Exercise: Below is a set of records. Repeat all of them exactly.

Input for this task:
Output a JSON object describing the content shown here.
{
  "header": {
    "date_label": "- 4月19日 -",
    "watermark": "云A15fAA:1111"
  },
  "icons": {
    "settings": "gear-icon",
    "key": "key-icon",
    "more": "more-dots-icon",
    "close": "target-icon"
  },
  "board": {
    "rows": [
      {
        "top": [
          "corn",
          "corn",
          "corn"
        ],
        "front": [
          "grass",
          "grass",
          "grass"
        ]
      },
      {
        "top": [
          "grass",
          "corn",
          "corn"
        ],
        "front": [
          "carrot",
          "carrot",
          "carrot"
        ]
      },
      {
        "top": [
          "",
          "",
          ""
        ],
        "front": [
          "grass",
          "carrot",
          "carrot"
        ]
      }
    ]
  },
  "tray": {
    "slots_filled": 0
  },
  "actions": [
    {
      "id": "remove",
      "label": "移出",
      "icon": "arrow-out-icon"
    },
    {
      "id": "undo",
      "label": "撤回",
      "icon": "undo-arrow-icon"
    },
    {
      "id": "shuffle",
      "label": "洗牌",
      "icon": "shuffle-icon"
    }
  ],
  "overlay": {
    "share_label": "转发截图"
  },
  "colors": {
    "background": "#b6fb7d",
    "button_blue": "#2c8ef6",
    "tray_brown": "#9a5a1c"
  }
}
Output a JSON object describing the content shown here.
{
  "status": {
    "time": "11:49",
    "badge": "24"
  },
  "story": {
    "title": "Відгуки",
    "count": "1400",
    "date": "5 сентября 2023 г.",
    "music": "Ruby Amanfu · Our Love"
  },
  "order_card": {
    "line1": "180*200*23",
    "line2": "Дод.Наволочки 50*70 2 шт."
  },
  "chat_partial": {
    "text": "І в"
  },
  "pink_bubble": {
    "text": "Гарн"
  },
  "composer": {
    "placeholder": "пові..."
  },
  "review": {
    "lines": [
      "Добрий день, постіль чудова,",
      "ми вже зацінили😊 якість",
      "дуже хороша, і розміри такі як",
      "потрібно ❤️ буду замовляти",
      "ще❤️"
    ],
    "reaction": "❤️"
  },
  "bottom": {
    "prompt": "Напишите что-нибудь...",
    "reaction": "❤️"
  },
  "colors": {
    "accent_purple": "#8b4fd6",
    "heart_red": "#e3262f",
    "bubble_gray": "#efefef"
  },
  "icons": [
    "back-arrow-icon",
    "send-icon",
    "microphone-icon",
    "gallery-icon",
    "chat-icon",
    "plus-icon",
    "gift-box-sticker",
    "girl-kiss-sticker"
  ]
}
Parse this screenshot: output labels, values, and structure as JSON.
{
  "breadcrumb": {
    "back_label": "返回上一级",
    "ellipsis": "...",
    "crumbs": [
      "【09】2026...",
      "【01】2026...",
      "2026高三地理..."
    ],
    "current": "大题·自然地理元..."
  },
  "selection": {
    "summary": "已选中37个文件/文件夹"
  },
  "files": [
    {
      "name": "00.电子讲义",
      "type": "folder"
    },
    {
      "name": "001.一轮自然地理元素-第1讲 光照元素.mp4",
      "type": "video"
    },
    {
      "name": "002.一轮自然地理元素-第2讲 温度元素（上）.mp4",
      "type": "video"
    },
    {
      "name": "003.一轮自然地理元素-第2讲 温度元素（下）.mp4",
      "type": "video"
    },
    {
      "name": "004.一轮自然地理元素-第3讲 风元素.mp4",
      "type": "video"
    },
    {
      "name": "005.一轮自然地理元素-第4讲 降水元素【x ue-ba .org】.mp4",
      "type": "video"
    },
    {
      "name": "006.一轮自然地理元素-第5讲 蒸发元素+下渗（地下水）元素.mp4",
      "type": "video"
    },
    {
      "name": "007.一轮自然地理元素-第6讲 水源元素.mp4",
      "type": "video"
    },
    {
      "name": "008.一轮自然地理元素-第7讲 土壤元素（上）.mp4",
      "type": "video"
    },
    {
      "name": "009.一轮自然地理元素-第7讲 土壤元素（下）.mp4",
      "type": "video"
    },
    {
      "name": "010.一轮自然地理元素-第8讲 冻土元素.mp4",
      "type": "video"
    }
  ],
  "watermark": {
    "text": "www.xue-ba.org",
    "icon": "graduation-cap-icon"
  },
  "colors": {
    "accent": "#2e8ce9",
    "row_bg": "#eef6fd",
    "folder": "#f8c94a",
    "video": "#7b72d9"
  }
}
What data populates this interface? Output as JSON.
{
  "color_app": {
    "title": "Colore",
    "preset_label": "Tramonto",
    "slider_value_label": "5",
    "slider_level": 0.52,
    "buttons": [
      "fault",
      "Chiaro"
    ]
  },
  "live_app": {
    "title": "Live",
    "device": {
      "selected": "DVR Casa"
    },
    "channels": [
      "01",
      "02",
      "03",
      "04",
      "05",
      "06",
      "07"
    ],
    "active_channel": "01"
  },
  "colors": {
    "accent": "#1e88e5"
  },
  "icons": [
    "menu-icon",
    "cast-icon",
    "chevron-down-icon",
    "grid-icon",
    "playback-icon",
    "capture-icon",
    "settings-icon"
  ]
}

Answer for the task:
Output a JSON object describing the content shown here.
{
  "header": {
    "date_label": "- 4月19日 -",
    "watermark": "云A15fAA:1111"
  },
  "icons": {
    "settings": "gear-icon",
    "key": "key-icon",
    "more": "more-dots-icon",
    "close": "target-icon"
  },
  "board": {
    "rows": [
      {
        "top": [
          "corn",
          "corn",
          "corn"
        ],
        "front": [
          "grass",
          "grass",
          "grass"
        ]
      },
      {
        "top": [
          "grass",
          "corn",
          "corn"
        ],
        "front": [
          "carrot",
          "carrot",
          "carrot"
        ]
      },
      {
        "top": [
          "",
          "",
          ""
        ],
        "front": [
          "grass",
          "carrot",
          "carrot"
        ]
      }
    ]
  },
  "tray": {
    "slots_filled": 0
  },
  "actions": [
    {
      "id": "remove",
      "label": "移出",
      "icon": "arrow-out-icon"
    },
    {
      "id": "undo",
      "label": "撤回",
      "icon": "undo-arrow-icon"
    },
    {
      "id": "shuffle",
      "label": "洗牌",
      "icon": "shuffle-icon"
    }
  ],
  "overlay": {
    "share_label": "转发截图"
  },
  "colors": {
    "background": "#b6fb7d",
    "button_blue": "#2c8ef6",
    "tray_brown": "#9a5a1c"
  }
}
Output a JSON object describing the content shown here.
{
  "status": {
    "time": "11:49",
    "badge": "24"
  },
  "story": {
    "title": "Відгуки",
    "count": "1400",
    "date": "5 сентября 2023 г.",
    "music": "Ruby Amanfu · Our Love"
  },
  "order_card": {
    "line1": "180*200*23",
    "line2": "Дод.Наволочки 50*70 2 шт."
  },
  "chat_partial": {
    "text": "І в"
  },
  "pink_bubble": {
    "text": "Гарн"
  },
  "composer": {
    "placeholder": "пові..."
  },
  "review": {
    "lines": [
      "Добрий день, постіль чудова,",
      "ми вже зацінили😊 якість",
      "дуже хороша, і розміри такі як",
      "потрібно ❤️ буду замовляти",
      "ще❤️"
    ],
    "reaction": "❤️"
  },
  "bottom": {
    "prompt": "Напишите что-нибудь...",
    "reaction": "❤️"
  },
  "colors": {
    "accent_purple": "#8b4fd6",
    "heart_red": "#e3262f",
    "bubble_gray": "#efefef"
  },
  "icons": [
    "back-arrow-icon",
    "send-icon",
    "microphone-icon",
    "gallery-icon",
    "chat-icon",
    "plus-icon",
    "gift-box-sticker",
    "girl-kiss-sticker"
  ]
}
Parse this screenshot: output labels, values, and structure as JSON.
{
  "breadcrumb": {
    "back_label": "返回上一级",
    "ellipsis": "...",
    "crumbs": [
      "【09】2026...",
      "【01】2026...",
      "2026高三地理..."
    ],
    "current": "大题·自然地理元..."
  },
  "selection": {
    "summary": "已选中37个文件/文件夹"
  },
  "files": [
    {
      "name": "00.电子讲义",
      "type": "folder"
    },
    {
      "name": "001.一轮自然地理元素-第1讲 光照元素.mp4",
      "type": "video"
    },
    {
      "name": "002.一轮自然地理元素-第2讲 温度元素（上）.mp4",
      "type": "video"
    },
    {
      "name": "003.一轮自然地理元素-第2讲 温度元素（下）.mp4",
      "type": "video"
    },
    {
      "name": "004.一轮自然地理元素-第3讲 风元素.mp4",
      "type": "video"
    },
    {
      "name": "005.一轮自然地理元素-第4讲 降水元素【x ue-ba .org】.mp4",
      "type": "video"
    },
    {
      "name": "006.一轮自然地理元素-第5讲 蒸发元素+下渗（地下水）元素.mp4",
      "type": "video"
    },
    {
      "name": "007.一轮自然地理元素-第6讲 水源元素.mp4",
      "type": "video"
    },
    {
      "name": "008.一轮自然地理元素-第7讲 土壤元素（上）.mp4",
      "type": "video"
    },
    {
      "name": "009.一轮自然地理元素-第7讲 土壤元素（下）.mp4",
      "type": "video"
    },
    {
      "name": "010.一轮自然地理元素-第8讲 冻土元素.mp4",
      "type": "video"
    }
  ],
  "watermark": {
    "text": "www.xue-ba.org",
    "icon": "graduation-cap-icon"
  },
  "colors": {
    "accent": "#2e8ce9",
    "row_bg": "#eef6fd",
    "folder": "#f8c94a",
    "video": "#7b72d9"
  }
}
What data populates this interface? Output as JSON.
{
  "color_app": {
    "title": "Colore",
    "preset_label": "Tramonto",
    "slider_value_label": "5",
    "slider_level": 0.52,
    "buttons": [
      "fault",
      "Chiaro"
    ]
  },
  "live_app": {
    "title": "Live",
    "device": {
      "selected": "DVR Casa"
    },
    "channels": [
      "01",
      "02",
      "03",
      "04",
      "05",
      "06",
      "07"
    ],
    "active_channel": "01"
  },
  "colors": {
    "accent": "#1e88e5"
  },
  "icons": [
    "menu-icon",
    "cast-icon",
    "chevron-down-icon",
    "grid-icon",
    "playback-icon",
    "capture-icon",
    "settings-icon"
  ]
}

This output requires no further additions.